"""

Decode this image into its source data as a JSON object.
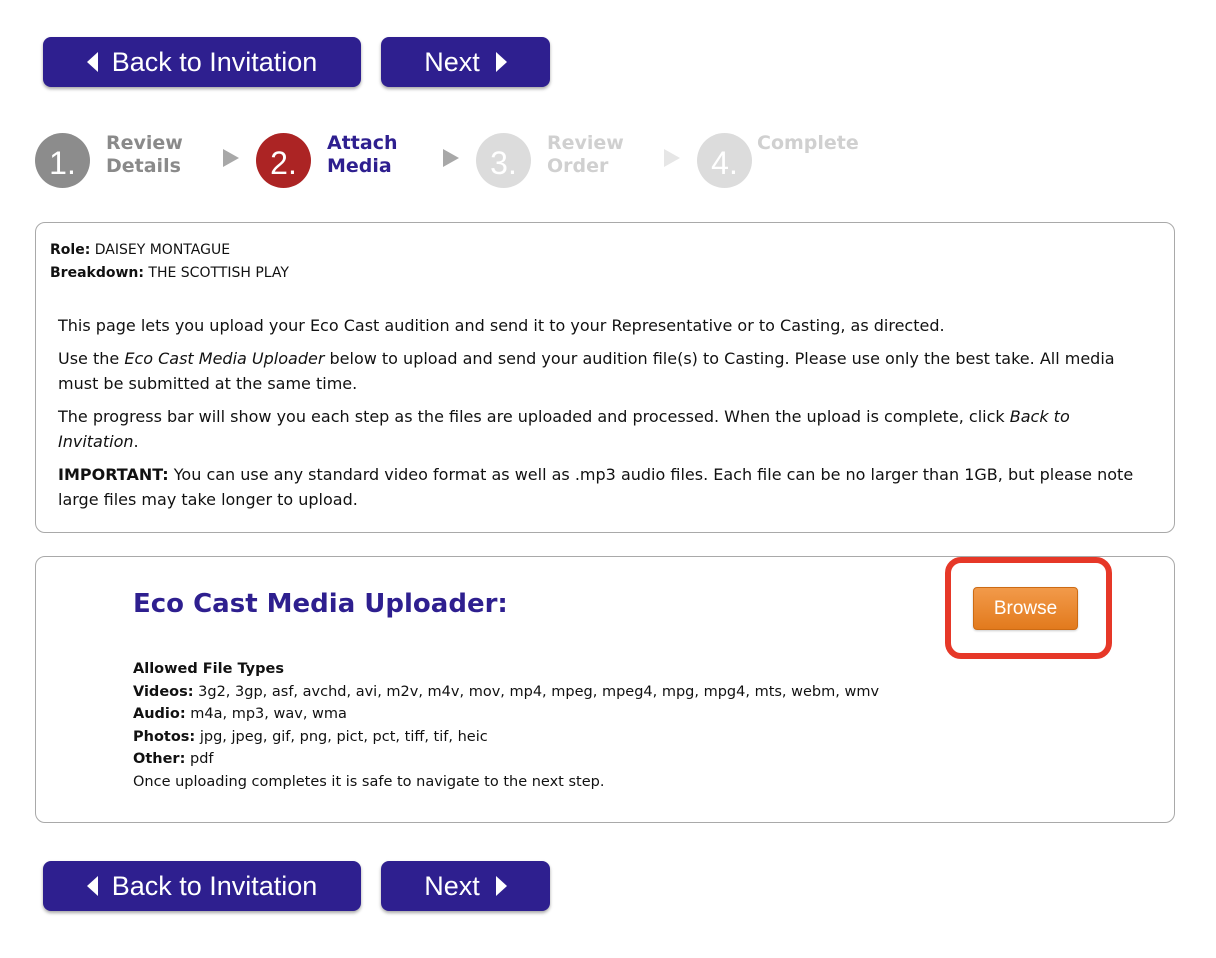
{
  "nav": {
    "back_label": "Back to Invitation",
    "next_label": "Next"
  },
  "steps": [
    {
      "number": "1.",
      "line1": "Review",
      "line2": "Details",
      "state": "done"
    },
    {
      "number": "2.",
      "line1": "Attach",
      "line2": "Media",
      "state": "active"
    },
    {
      "number": "3.",
      "line1": "Review",
      "line2": "Order",
      "state": "future"
    },
    {
      "number": "4.",
      "line1": "Complete",
      "line2": "",
      "state": "future"
    }
  ],
  "info": {
    "role_label": "Role:",
    "role_value": "DAISEY MONTAGUE",
    "breakdown_label": "Breakdown:",
    "breakdown_value": "THE SCOTTISH PLAY",
    "p1": "This page lets you upload your Eco Cast audition and send it to your Representative or to Casting, as directed.",
    "p2_pre": "Use the ",
    "p2_em": "Eco Cast Media Uploader",
    "p2_post": " below to upload and send your audition file(s) to Casting. Please use only the best take. All media must be submitted at the same time.",
    "p3_pre": "The progress bar will show you each step as the files are uploaded and processed. When the upload is complete, click ",
    "p3_em": "Back to Invitation",
    "p3_post": ".",
    "p4_bold": "IMPORTANT:",
    "p4_text": " You can use any standard video format as well as .mp3 audio files. Each file can be no larger than 1GB, but please note large files may take longer to upload."
  },
  "uploader": {
    "title": "Eco Cast Media Uploader:",
    "browse_label": "Browse",
    "allowed_heading": "Allowed File Types",
    "videos_label": "Videos:",
    "videos_value": " 3g2, 3gp, asf, avchd, avi, m2v, m4v, mov, mp4, mpeg, mpeg4, mpg, mpg4, mts, webm, wmv",
    "audio_label": "Audio:",
    "audio_value": " m4a, mp3, wav, wma",
    "photos_label": "Photos:",
    "photos_value": " jpg, jpeg, gif, png, pict, pct, tiff, tif, heic",
    "other_label": "Other:",
    "other_value": " pdf",
    "note": "Once uploading completes it is safe to navigate to the next step."
  },
  "colors": {
    "nav_button": "#2e1f8f",
    "step_done": "#8c8c8c",
    "step_active": "#ac2424",
    "step_future": "#dcdcdc",
    "browse_button": "#e88a33",
    "highlight": "#e63828"
  }
}
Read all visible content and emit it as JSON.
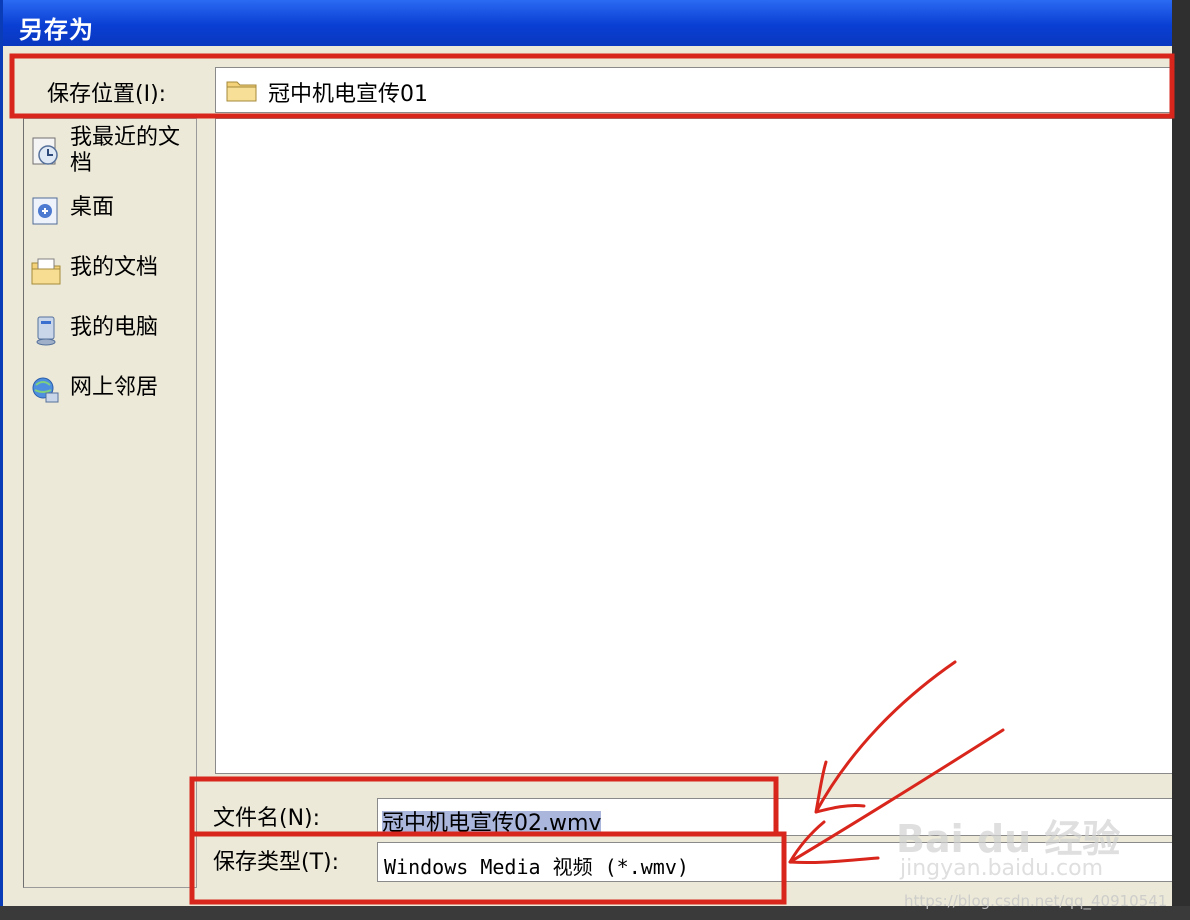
{
  "window": {
    "title": "另存为"
  },
  "lookin": {
    "label": "保存位置(I):",
    "value": "冠中机电宣传01"
  },
  "places": [
    {
      "label": "我最近的文档",
      "icon": "recent-documents-icon"
    },
    {
      "label": "桌面",
      "icon": "desktop-icon"
    },
    {
      "label": "我的文档",
      "icon": "my-documents-icon"
    },
    {
      "label": "我的电脑",
      "icon": "my-computer-icon"
    },
    {
      "label": "网上邻居",
      "icon": "network-places-icon"
    }
  ],
  "filename": {
    "label": "文件名(N):",
    "value": "冠中机电宣传02.wmv"
  },
  "filetype": {
    "label": "保存类型(T):",
    "value": "Windows Media 视频 (*.wmv)"
  },
  "watermark": {
    "brand": "Bai du 经验",
    "domain": "jingyan.baidu.com",
    "url": "https://blog.csdn.net/qq_40910541"
  },
  "colors": {
    "titlebar": "#0a3fd3",
    "annotation": "#d9261c",
    "dialog": "#ece9d8"
  }
}
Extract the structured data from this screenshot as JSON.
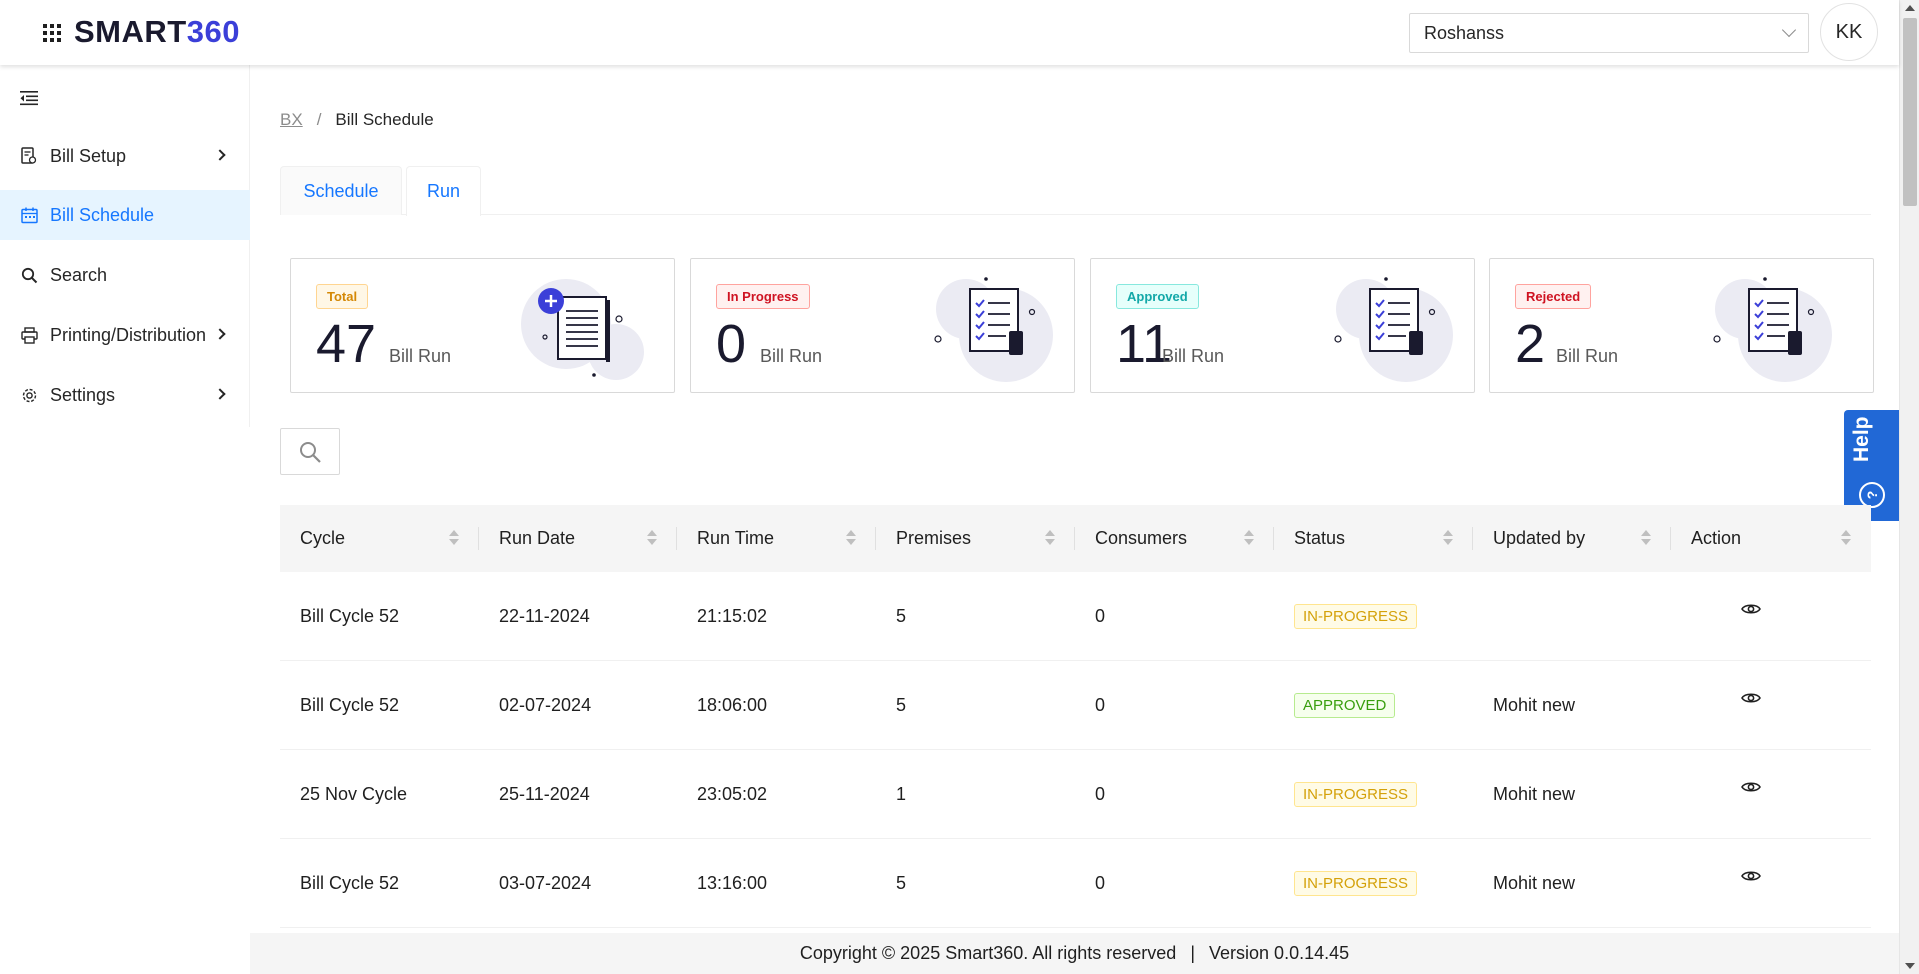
{
  "header": {
    "logo_part1": "SMART",
    "logo_part2": "360",
    "org_value": "Roshanss",
    "avatar_initials": "KK"
  },
  "sidebar": {
    "items": [
      {
        "label": "Bill Setup",
        "icon": "bill-setup-icon",
        "has_arrow": true
      },
      {
        "label": "Bill Schedule",
        "icon": "calendar-icon",
        "active": true
      },
      {
        "label": "Search",
        "icon": "search-icon"
      },
      {
        "label": "Printing/Distribution",
        "icon": "printer-icon",
        "has_arrow": true
      },
      {
        "label": "Settings",
        "icon": "gear-icon",
        "has_arrow": true
      }
    ]
  },
  "breadcrumb": {
    "root": "BX",
    "separator": "/",
    "current": "Bill Schedule"
  },
  "tabs": [
    {
      "label": "Schedule"
    },
    {
      "label": "Run",
      "active": true
    }
  ],
  "cards": [
    {
      "badge": "Total",
      "value": "47",
      "unit": "Bill Run",
      "badge_color": "#d48806",
      "badge_bg": "#fff7e6",
      "badge_border": "#ffd591"
    },
    {
      "badge": "In Progress",
      "value": "0",
      "unit": "Bill Run",
      "badge_color": "#cf1322",
      "badge_bg": "#fff1f0",
      "badge_border": "#ffa39e"
    },
    {
      "badge": "Approved",
      "value": "11",
      "unit": "Bill Run",
      "badge_color": "#13a8a8",
      "badge_bg": "#e6fffb",
      "badge_border": "#87e8de"
    },
    {
      "badge": "Rejected",
      "value": "2",
      "unit": "Bill Run",
      "badge_color": "#cf1322",
      "badge_bg": "#fff1f0",
      "badge_border": "#ffa39e"
    }
  ],
  "help": {
    "label": "Help",
    "glyph": "?"
  },
  "table": {
    "columns": [
      "Cycle",
      "Run Date",
      "Run Time",
      "Premises",
      "Consumers",
      "Status",
      "Updated by",
      "Action"
    ],
    "rows": [
      {
        "cycle": "Bill Cycle 52",
        "run_date": "22-11-2024",
        "run_time": "21:15:02",
        "premises": "5",
        "consumers": "0",
        "status": "IN-PROGRESS",
        "status_type": "inprog",
        "updated_by": ""
      },
      {
        "cycle": "Bill Cycle 52",
        "run_date": "02-07-2024",
        "run_time": "18:06:00",
        "premises": "5",
        "consumers": "0",
        "status": "APPROVED",
        "status_type": "approved",
        "updated_by": "Mohit new"
      },
      {
        "cycle": "25 Nov Cycle",
        "run_date": "25-11-2024",
        "run_time": "23:05:02",
        "premises": "1",
        "consumers": "0",
        "status": "IN-PROGRESS",
        "status_type": "inprog",
        "updated_by": "Mohit new"
      },
      {
        "cycle": "Bill Cycle 52",
        "run_date": "03-07-2024",
        "run_time": "13:16:00",
        "premises": "5",
        "consumers": "0",
        "status": "IN-PROGRESS",
        "status_type": "inprog",
        "updated_by": "Mohit new"
      }
    ]
  },
  "footer": {
    "copyright": "Copyright © 2025 Smart360. All rights reserved",
    "separator": "|",
    "version": "Version 0.0.14.45"
  }
}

"""

* Exercise *
Copy out the records above in full, exactly as written, but not the pictures.

* Task answer *
Decode this image into its source data as a JSON object.
{
  "nav": {
    "back_label": "Back to Invitation",
    "next_label": "Next"
  },
  "steps": [
    {
      "number": "1.",
      "line1": "Review",
      "line2": "Details",
      "state": "done"
    },
    {
      "number": "2.",
      "line1": "Attach",
      "line2": "Media",
      "state": "active"
    },
    {
      "number": "3.",
      "line1": "Review",
      "line2": "Order",
      "state": "future"
    },
    {
      "number": "4.",
      "line1": "Complete",
      "line2": "",
      "state": "future"
    }
  ],
  "info": {
    "role_label": "Role:",
    "role_value": "DAISEY MONTAGUE",
    "breakdown_label": "Breakdown:",
    "breakdown_value": "THE SCOTTISH PLAY",
    "p1": "This page lets you upload your Eco Cast audition and send it to your Representative or to Casting, as directed.",
    "p2_pre": "Use the ",
    "p2_em": "Eco Cast Media Uploader",
    "p2_post": " below to upload and send your audition file(s) to Casting. Please use only the best take. All media must be submitted at the same time.",
    "p3_pre": "The progress bar will show you each step as the files are uploaded and processed. When the upload is complete, click ",
    "p3_em": "Back to Invitation",
    "p3_post": ".",
    "p4_bold": "IMPORTANT:",
    "p4_text": " You can use any standard video format as well as .mp3 audio files. Each file can be no larger than 1GB, but please note large files may take longer to upload."
  },
  "uploader": {
    "title": "Eco Cast Media Uploader:",
    "browse_label": "Browse",
    "allowed_heading": "Allowed File Types",
    "videos_label": "Videos:",
    "videos_value": " 3g2, 3gp, asf, avchd, avi, m2v, m4v, mov, mp4, mpeg, mpeg4, mpg, mpg4, mts, webm, wmv",
    "audio_label": "Audio:",
    "audio_value": " m4a, mp3, wav, wma",
    "photos_label": "Photos:",
    "photos_value": " jpg, jpeg, gif, png, pict, pct, tiff, tif, heic",
    "other_label": "Other:",
    "other_value": " pdf",
    "note": "Once uploading completes it is safe to navigate to the next step."
  },
  "colors": {
    "nav_button": "#2e1f8f",
    "step_done": "#8c8c8c",
    "step_active": "#ac2424",
    "step_future": "#dcdcdc",
    "browse_button": "#e88a33",
    "highlight": "#e63828"
  }
}
Read all visible content and emit it as JSON.
{
  "window": {
    "title": "另存为"
  },
  "lookin": {
    "label": "保存位置(I):",
    "value": "冠中机电宣传01"
  },
  "places": [
    {
      "label": "我最近的文档",
      "icon": "recent-documents-icon"
    },
    {
      "label": "桌面",
      "icon": "desktop-icon"
    },
    {
      "label": "我的文档",
      "icon": "my-documents-icon"
    },
    {
      "label": "我的电脑",
      "icon": "my-computer-icon"
    },
    {
      "label": "网上邻居",
      "icon": "network-places-icon"
    }
  ],
  "filename": {
    "label": "文件名(N):",
    "value": "冠中机电宣传02.wmv"
  },
  "filetype": {
    "label": "保存类型(T):",
    "value": "Windows Media 视频 (*.wmv)"
  },
  "watermark": {
    "brand": "Bai du 经验",
    "domain": "jingyan.baidu.com",
    "url": "https://blog.csdn.net/qq_40910541"
  },
  "colors": {
    "titlebar": "#0a3fd3",
    "annotation": "#d9261c",
    "dialog": "#ece9d8"
  }
}
Extract the structured data from this screenshot as JSON.
{
  "header": {
    "logo_part1": "SMART",
    "logo_part2": "360",
    "org_value": "Roshanss",
    "avatar_initials": "KK"
  },
  "sidebar": {
    "items": [
      {
        "label": "Bill Setup",
        "icon": "bill-setup-icon",
        "has_arrow": true
      },
      {
        "label": "Bill Schedule",
        "icon": "calendar-icon",
        "active": true
      },
      {
        "label": "Search",
        "icon": "search-icon"
      },
      {
        "label": "Printing/Distribution",
        "icon": "printer-icon",
        "has_arrow": true
      },
      {
        "label": "Settings",
        "icon": "gear-icon",
        "has_arrow": true
      }
    ]
  },
  "breadcrumb": {
    "root": "BX",
    "separator": "/",
    "current": "Bill Schedule"
  },
  "tabs": [
    {
      "label": "Schedule"
    },
    {
      "label": "Run",
      "active": true
    }
  ],
  "cards": [
    {
      "badge": "Total",
      "value": "47",
      "unit": "Bill Run",
      "badge_color": "#d48806",
      "badge_bg": "#fff7e6",
      "badge_border": "#ffd591"
    },
    {
      "badge": "In Progress",
      "value": "0",
      "unit": "Bill Run",
      "badge_color": "#cf1322",
      "badge_bg": "#fff1f0",
      "badge_border": "#ffa39e"
    },
    {
      "badge": "Approved",
      "value": "11",
      "unit": "Bill Run",
      "badge_color": "#13a8a8",
      "badge_bg": "#e6fffb",
      "badge_border": "#87e8de"
    },
    {
      "badge": "Rejected",
      "value": "2",
      "unit": "Bill Run",
      "badge_color": "#cf1322",
      "badge_bg": "#fff1f0",
      "badge_border": "#ffa39e"
    }
  ],
  "help": {
    "label": "Help",
    "glyph": "?"
  },
  "table": {
    "columns": [
      "Cycle",
      "Run Date",
      "Run Time",
      "Premises",
      "Consumers",
      "Status",
      "Updated by",
      "Action"
    ],
    "rows": [
      {
        "cycle": "Bill Cycle 52",
        "run_date": "22-11-2024",
        "run_time": "21:15:02",
        "premises": "5",
        "consumers": "0",
        "status": "IN-PROGRESS",
        "status_type": "inprog",
        "updated_by": ""
      },
      {
        "cycle": "Bill Cycle 52",
        "run_date": "02-07-2024",
        "run_time": "18:06:00",
        "premises": "5",
        "consumers": "0",
        "status": "APPROVED",
        "status_type": "approved",
        "updated_by": "Mohit new"
      },
      {
        "cycle": "25 Nov Cycle",
        "run_date": "25-11-2024",
        "run_time": "23:05:02",
        "premises": "1",
        "consumers": "0",
        "status": "IN-PROGRESS",
        "status_type": "inprog",
        "updated_by": "Mohit new"
      },
      {
        "cycle": "Bill Cycle 52",
        "run_date": "03-07-2024",
        "run_time": "13:16:00",
        "premises": "5",
        "consumers": "0",
        "status": "IN-PROGRESS",
        "status_type": "inprog",
        "updated_by": "Mohit new"
      }
    ]
  },
  "footer": {
    "copyright": "Copyright © 2025 Smart360. All rights reserved",
    "separator": "|",
    "version": "Version 0.0.14.45"
  }
}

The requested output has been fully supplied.